DESCRIPTION OF THE TASK. Please copy every line of the records below that holds the word "arrow".

[start]

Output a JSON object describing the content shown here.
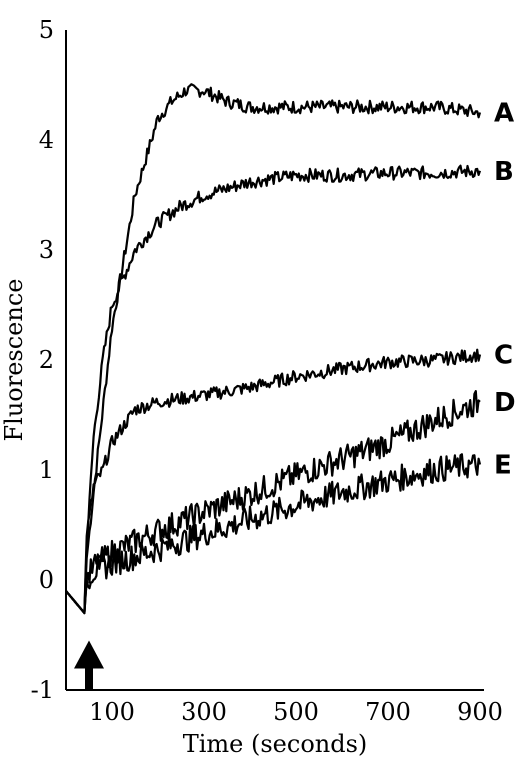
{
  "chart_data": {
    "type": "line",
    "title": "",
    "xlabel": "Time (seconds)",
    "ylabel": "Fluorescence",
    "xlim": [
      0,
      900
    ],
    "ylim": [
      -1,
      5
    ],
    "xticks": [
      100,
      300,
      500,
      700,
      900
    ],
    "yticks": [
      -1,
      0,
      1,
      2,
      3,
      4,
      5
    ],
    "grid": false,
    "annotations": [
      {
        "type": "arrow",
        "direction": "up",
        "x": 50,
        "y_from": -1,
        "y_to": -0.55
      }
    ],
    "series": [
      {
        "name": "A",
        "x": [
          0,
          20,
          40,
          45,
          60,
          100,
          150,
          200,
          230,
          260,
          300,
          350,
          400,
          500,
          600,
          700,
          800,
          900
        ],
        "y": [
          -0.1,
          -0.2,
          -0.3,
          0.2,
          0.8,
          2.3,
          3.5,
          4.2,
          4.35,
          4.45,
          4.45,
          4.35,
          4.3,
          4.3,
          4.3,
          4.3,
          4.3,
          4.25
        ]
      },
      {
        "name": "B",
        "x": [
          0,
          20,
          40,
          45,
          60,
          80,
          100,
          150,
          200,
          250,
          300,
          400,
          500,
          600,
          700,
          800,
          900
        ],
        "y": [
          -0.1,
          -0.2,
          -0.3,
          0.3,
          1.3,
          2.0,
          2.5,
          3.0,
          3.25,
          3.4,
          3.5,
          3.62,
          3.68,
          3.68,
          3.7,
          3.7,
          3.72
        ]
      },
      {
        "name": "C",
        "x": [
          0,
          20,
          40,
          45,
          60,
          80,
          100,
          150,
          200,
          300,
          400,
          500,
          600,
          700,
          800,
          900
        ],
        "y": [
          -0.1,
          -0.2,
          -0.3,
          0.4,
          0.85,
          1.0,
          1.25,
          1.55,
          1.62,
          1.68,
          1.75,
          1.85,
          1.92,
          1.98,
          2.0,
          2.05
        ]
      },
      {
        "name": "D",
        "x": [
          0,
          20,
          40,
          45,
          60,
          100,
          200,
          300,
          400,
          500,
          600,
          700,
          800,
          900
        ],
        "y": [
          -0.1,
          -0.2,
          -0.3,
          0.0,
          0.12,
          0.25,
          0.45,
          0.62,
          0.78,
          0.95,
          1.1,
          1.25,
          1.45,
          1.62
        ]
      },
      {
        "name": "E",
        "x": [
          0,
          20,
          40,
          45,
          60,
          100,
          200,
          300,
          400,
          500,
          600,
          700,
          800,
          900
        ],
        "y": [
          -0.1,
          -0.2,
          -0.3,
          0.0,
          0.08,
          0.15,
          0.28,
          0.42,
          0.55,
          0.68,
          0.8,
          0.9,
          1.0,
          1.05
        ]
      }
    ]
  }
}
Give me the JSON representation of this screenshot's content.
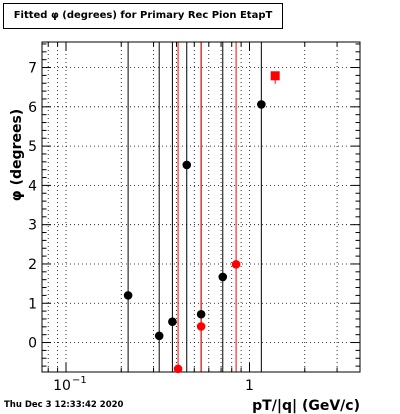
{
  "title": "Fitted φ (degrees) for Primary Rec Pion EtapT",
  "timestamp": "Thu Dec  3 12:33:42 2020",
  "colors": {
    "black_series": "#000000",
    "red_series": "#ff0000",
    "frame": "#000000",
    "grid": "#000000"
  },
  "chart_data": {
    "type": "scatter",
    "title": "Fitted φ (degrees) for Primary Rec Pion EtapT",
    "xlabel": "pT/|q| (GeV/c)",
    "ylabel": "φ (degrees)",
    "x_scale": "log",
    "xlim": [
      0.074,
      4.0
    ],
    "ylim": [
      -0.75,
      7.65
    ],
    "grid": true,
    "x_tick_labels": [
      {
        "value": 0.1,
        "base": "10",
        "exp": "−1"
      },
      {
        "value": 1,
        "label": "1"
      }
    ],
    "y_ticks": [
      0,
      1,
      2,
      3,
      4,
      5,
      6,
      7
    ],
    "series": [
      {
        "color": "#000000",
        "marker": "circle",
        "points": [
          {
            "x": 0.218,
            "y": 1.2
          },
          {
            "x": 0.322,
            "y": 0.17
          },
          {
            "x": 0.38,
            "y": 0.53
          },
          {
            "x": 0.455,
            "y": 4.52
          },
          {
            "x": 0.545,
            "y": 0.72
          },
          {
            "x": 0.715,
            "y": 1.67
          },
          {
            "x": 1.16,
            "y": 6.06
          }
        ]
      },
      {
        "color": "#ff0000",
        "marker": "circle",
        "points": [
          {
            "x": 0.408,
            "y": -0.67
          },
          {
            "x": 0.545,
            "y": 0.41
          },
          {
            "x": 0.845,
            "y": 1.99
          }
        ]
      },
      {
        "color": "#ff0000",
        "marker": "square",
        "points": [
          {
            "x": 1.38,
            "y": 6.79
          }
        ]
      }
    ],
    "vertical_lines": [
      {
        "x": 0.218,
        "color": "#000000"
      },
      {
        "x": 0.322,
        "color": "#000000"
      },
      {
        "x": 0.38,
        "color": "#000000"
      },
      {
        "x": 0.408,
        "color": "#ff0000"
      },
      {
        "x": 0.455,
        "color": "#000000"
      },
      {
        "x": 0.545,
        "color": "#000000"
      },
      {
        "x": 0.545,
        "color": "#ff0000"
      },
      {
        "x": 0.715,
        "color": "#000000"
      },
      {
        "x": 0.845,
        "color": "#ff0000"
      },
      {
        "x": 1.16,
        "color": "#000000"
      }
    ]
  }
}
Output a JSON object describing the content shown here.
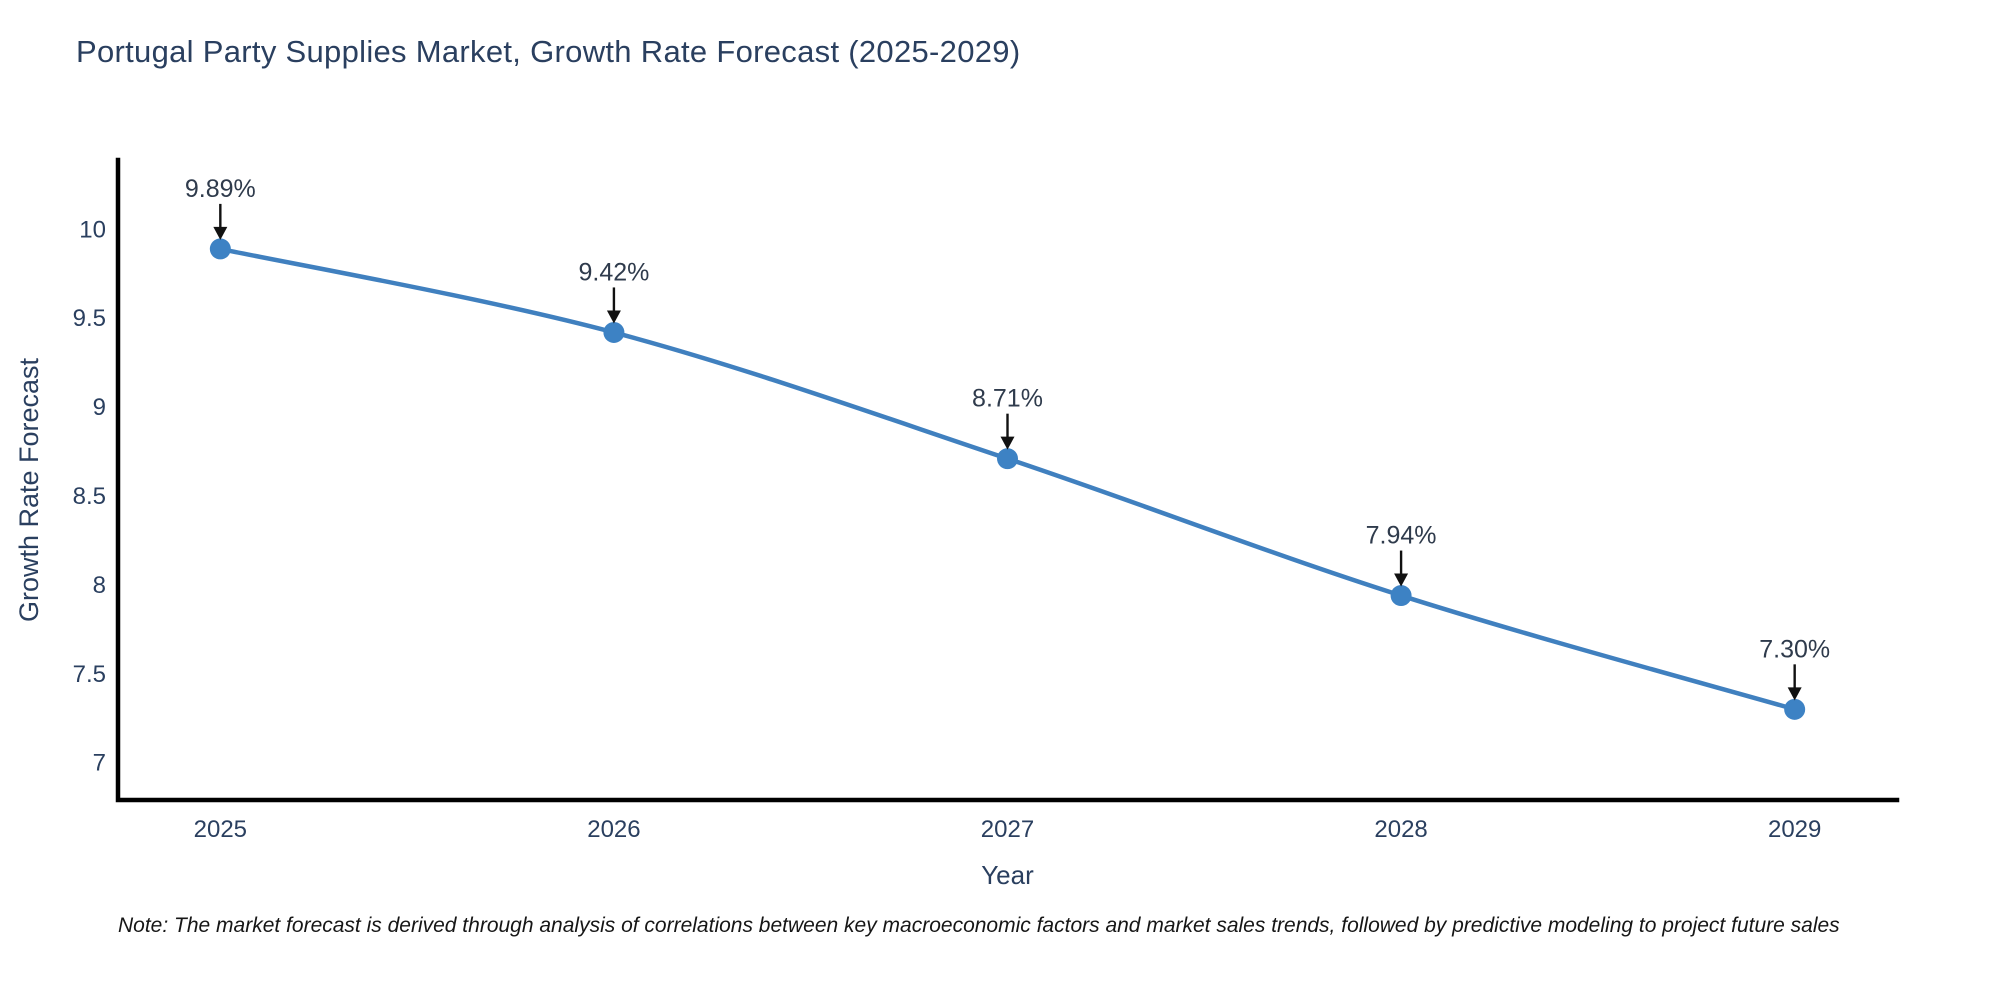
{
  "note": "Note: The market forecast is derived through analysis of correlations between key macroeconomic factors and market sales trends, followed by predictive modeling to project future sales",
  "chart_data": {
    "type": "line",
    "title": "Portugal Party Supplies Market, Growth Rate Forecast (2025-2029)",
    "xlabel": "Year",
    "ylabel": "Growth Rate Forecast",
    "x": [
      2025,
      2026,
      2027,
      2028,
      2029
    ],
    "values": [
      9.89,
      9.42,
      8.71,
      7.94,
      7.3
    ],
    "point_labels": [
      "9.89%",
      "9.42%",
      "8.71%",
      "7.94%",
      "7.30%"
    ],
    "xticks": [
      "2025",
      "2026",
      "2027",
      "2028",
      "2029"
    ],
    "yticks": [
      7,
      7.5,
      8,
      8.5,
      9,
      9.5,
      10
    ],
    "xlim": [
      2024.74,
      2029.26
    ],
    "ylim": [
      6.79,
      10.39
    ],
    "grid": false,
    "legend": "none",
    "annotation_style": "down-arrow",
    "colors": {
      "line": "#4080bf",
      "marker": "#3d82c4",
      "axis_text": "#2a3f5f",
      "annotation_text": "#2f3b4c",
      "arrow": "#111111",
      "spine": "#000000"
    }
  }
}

[end]

WRITTEN ANSWER.
        "type": "arrow",
    "annotation_style": "down-arrow",
      "arrow": "#111111",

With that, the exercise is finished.